Where the data below has the string "JSON", return the whole line.

---- Records for the exercise

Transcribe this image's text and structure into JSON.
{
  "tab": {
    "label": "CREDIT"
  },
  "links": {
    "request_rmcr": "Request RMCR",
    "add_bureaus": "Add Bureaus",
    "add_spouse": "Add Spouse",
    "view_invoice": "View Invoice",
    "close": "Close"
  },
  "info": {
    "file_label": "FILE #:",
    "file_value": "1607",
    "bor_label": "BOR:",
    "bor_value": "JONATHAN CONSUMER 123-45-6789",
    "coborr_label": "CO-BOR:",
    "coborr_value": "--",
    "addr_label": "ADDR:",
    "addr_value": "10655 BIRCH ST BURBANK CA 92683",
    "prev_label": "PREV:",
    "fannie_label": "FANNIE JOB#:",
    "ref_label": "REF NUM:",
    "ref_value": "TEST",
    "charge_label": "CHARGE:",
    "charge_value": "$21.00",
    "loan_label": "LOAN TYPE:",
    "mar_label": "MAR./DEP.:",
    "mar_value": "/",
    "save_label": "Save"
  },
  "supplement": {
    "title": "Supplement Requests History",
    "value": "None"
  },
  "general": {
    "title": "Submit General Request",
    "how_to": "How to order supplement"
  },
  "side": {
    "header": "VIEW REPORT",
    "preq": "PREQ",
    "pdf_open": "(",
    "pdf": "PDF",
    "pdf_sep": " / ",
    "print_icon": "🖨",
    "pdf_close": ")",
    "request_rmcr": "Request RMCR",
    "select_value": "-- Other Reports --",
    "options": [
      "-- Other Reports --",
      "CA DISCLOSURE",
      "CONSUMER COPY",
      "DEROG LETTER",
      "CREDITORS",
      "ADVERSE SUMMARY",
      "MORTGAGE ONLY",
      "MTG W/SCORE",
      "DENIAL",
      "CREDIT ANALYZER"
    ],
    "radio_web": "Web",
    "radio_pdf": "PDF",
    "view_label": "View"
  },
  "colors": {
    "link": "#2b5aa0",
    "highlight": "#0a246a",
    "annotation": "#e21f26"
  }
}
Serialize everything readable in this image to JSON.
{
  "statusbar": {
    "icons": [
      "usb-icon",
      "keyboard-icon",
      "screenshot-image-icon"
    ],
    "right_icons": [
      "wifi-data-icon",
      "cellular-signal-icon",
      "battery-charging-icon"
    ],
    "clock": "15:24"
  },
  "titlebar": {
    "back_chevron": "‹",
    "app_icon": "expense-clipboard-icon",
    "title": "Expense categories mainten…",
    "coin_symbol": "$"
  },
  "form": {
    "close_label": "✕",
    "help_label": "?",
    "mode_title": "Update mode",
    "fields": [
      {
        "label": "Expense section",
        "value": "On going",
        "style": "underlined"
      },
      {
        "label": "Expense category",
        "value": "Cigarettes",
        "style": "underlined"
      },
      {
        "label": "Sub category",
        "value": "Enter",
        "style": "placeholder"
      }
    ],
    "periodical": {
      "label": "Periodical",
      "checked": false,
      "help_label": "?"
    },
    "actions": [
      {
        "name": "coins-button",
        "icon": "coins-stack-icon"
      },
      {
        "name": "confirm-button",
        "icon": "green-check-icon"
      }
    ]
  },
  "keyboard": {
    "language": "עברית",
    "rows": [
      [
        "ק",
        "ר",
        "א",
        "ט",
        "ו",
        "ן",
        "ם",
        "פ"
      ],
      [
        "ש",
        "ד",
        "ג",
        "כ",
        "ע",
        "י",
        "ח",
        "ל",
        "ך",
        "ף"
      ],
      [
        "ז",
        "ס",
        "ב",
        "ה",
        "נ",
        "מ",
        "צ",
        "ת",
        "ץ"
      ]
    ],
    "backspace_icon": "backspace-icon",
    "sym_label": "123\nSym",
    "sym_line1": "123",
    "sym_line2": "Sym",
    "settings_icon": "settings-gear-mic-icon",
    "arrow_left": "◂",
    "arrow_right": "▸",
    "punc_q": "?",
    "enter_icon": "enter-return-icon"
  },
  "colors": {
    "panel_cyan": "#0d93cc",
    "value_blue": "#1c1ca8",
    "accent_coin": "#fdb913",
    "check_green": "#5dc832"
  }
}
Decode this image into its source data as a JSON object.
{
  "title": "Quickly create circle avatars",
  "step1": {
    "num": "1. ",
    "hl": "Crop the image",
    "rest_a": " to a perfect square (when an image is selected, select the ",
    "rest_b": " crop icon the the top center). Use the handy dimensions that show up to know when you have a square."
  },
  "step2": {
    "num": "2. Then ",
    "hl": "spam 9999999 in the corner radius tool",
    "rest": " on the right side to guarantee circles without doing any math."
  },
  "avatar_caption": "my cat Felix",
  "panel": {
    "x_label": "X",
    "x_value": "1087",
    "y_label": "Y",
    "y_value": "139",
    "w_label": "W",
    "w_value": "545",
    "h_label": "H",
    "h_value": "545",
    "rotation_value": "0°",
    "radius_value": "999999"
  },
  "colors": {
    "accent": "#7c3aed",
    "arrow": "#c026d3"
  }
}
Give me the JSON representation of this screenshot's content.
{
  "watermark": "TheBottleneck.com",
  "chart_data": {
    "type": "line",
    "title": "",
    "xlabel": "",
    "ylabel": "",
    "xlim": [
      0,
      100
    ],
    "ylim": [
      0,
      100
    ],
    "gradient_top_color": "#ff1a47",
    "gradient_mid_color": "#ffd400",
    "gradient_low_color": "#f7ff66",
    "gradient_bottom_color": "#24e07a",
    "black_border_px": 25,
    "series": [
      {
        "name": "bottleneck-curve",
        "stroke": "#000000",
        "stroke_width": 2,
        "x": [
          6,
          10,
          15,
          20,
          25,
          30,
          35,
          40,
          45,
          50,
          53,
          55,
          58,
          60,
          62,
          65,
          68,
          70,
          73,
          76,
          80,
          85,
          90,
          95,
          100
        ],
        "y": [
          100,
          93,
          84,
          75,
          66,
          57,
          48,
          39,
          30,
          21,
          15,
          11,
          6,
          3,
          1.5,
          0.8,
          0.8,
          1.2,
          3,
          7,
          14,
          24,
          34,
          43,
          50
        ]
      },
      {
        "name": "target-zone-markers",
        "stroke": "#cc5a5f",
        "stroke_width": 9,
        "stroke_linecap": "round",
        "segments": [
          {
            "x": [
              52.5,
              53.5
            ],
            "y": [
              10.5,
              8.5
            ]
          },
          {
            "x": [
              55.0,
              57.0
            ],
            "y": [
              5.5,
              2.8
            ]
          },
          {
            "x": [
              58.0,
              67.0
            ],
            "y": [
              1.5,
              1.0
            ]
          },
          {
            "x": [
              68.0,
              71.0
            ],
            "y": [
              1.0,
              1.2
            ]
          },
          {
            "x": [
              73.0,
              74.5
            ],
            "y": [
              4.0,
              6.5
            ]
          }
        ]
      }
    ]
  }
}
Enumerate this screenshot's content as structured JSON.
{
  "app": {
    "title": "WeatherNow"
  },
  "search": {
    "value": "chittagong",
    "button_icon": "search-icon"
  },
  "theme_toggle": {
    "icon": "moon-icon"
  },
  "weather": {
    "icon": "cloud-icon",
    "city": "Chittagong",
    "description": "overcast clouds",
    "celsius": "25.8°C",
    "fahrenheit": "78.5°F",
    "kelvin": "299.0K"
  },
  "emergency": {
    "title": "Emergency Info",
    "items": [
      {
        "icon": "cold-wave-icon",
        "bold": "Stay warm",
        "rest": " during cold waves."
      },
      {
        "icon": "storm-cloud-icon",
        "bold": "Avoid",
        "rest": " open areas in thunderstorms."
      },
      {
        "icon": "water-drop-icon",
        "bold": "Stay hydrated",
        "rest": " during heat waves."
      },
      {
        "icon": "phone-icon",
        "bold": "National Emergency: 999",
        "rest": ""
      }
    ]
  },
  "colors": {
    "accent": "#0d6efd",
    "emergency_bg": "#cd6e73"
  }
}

--------

Exercise response
Transcribe this image's text and structure into JSON.
Serialize everything readable in this image to JSON.
Decode this image into its source data as a JSON object.
Give me the JSON representation of this screenshot's content.
Enumerate this screenshot's content as structured JSON.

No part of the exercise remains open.